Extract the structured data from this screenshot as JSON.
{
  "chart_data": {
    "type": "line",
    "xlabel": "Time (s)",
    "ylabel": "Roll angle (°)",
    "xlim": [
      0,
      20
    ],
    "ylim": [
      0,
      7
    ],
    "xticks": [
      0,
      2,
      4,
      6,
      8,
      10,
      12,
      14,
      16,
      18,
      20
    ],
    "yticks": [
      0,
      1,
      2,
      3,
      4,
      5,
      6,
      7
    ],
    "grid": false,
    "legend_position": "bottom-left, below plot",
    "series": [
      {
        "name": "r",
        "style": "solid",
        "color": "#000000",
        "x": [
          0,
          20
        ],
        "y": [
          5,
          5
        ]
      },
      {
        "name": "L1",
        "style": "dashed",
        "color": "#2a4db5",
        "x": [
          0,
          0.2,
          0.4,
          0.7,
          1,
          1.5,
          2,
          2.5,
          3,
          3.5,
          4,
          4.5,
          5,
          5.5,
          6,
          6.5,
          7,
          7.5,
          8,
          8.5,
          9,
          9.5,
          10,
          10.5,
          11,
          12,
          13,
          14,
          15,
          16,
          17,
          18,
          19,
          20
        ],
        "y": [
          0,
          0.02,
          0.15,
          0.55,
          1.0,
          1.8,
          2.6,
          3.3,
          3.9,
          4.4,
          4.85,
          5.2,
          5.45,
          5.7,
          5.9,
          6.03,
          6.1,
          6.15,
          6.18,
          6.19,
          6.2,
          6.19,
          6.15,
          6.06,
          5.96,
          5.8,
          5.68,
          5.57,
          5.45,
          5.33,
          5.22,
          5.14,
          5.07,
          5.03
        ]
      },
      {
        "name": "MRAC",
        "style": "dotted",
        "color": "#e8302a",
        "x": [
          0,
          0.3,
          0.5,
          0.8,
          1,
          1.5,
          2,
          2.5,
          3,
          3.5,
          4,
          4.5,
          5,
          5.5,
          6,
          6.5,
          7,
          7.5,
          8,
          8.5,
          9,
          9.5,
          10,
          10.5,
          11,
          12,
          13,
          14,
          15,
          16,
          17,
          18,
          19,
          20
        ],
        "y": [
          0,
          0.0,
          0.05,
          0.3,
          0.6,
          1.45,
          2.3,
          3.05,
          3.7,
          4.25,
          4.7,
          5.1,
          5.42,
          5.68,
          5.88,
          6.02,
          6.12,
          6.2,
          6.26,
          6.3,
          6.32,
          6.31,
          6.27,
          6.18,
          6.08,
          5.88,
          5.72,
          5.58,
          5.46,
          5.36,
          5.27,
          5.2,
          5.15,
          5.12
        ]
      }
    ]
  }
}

-------

■ **PROBLEM STATEMENT**: Retype all the material above precisely, with no line left out.

■ **THE OUTPUT**:
Extract the structured data from this screenshot as JSON.
{
  "chart_data": {
    "type": "line",
    "xlabel": "Time (s)",
    "ylabel": "Roll angle (°)",
    "xlim": [
      0,
      20
    ],
    "ylim": [
      0,
      7
    ],
    "xticks": [
      0,
      2,
      4,
      6,
      8,
      10,
      12,
      14,
      16,
      18,
      20
    ],
    "yticks": [
      0,
      1,
      2,
      3,
      4,
      5,
      6,
      7
    ],
    "grid": false,
    "legend_position": "bottom-left, below plot",
    "series": [
      {
        "name": "r",
        "style": "solid",
        "color": "#000000",
        "x": [
          0,
          20
        ],
        "y": [
          5,
          5
        ]
      },
      {
        "name": "L1",
        "style": "dashed",
        "color": "#2a4db5",
        "x": [
          0,
          0.2,
          0.4,
          0.7,
          1,
          1.5,
          2,
          2.5,
          3,
          3.5,
          4,
          4.5,
          5,
          5.5,
          6,
          6.5,
          7,
          7.5,
          8,
          8.5,
          9,
          9.5,
          10,
          10.5,
          11,
          12,
          13,
          14,
          15,
          16,
          17,
          18,
          19,
          20
        ],
        "y": [
          0,
          0.02,
          0.15,
          0.55,
          1.0,
          1.8,
          2.6,
          3.3,
          3.9,
          4.4,
          4.85,
          5.2,
          5.45,
          5.7,
          5.9,
          6.03,
          6.1,
          6.15,
          6.18,
          6.19,
          6.2,
          6.19,
          6.15,
          6.06,
          5.96,
          5.8,
          5.68,
          5.57,
          5.45,
          5.33,
          5.22,
          5.14,
          5.07,
          5.03
        ]
      },
      {
        "name": "MRAC",
        "style": "dotted",
        "color": "#e8302a",
        "x": [
          0,
          0.3,
          0.5,
          0.8,
          1,
          1.5,
          2,
          2.5,
          3,
          3.5,
          4,
          4.5,
          5,
          5.5,
          6,
          6.5,
          7,
          7.5,
          8,
          8.5,
          9,
          9.5,
          10,
          10.5,
          11,
          12,
          13,
          14,
          15,
          16,
          17,
          18,
          19,
          20
        ],
        "y": [
          0,
          0.0,
          0.05,
          0.3,
          0.6,
          1.45,
          2.3,
          3.05,
          3.7,
          4.25,
          4.7,
          5.1,
          5.42,
          5.68,
          5.88,
          6.02,
          6.12,
          6.2,
          6.26,
          6.3,
          6.32,
          6.31,
          6.27,
          6.18,
          6.08,
          5.88,
          5.72,
          5.58,
          5.46,
          5.36,
          5.27,
          5.2,
          5.15,
          5.12
        ]
      }
    ]
  }
}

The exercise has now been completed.